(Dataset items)
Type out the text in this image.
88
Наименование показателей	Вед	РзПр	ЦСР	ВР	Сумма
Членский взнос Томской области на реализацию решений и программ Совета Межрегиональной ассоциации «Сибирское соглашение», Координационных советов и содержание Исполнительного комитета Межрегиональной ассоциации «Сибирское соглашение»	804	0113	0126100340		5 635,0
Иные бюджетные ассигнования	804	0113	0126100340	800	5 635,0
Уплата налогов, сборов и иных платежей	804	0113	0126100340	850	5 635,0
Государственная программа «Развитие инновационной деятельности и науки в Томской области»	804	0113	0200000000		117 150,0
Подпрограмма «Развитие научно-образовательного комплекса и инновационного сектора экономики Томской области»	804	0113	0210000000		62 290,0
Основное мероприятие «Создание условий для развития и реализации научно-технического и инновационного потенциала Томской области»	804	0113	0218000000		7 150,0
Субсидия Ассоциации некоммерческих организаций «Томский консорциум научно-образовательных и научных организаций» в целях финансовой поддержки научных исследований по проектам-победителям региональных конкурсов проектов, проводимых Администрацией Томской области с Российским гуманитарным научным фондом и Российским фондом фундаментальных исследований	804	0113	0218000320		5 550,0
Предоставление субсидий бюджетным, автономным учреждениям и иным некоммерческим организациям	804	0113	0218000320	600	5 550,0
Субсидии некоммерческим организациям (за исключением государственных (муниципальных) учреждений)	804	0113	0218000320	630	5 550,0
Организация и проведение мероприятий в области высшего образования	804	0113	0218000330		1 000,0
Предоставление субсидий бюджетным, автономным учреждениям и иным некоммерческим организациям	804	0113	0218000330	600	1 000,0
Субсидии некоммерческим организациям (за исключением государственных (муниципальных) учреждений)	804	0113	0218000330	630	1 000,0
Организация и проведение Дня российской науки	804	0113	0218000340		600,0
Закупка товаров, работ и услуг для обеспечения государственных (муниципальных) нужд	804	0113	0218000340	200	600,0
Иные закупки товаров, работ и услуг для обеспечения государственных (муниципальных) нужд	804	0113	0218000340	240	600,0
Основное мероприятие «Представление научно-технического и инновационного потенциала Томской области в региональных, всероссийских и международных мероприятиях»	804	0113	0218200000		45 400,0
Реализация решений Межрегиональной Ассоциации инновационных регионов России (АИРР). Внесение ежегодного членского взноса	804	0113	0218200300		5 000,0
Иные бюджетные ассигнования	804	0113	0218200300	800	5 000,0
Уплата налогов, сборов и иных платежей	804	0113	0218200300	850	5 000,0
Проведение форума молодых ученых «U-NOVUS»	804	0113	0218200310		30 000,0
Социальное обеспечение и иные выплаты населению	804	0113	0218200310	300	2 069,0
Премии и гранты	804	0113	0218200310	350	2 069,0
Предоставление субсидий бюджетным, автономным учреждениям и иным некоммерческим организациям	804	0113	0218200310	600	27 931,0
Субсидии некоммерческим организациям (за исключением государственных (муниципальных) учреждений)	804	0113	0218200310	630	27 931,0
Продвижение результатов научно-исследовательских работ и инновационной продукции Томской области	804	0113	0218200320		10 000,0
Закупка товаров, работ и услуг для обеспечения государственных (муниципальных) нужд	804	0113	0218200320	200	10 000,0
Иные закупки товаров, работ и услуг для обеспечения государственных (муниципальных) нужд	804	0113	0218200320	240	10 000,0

### THE TASK
Look through the entries and find each line that has the string "товаров". Copy those lines.

### PROBLEM SOLUTION
Закупка товаров, работ и услуг для обеспечения государственных (муниципальных) нужд	804	0113	0218000340	200	600,0
Иные закупки товаров, работ и услуг для обеспечения государственных (муниципальных) нужд	804	0113	0218000340	240	600,0
Закупка товаров, работ и услуг для обеспечения государственных (муниципальных) нужд	804	0113	0218200320	200	10 000,0
Иные закупки товаров, работ и услуг для обеспечения государственных (муниципальных) нужд	804	0113	0218200320	240	10 000,0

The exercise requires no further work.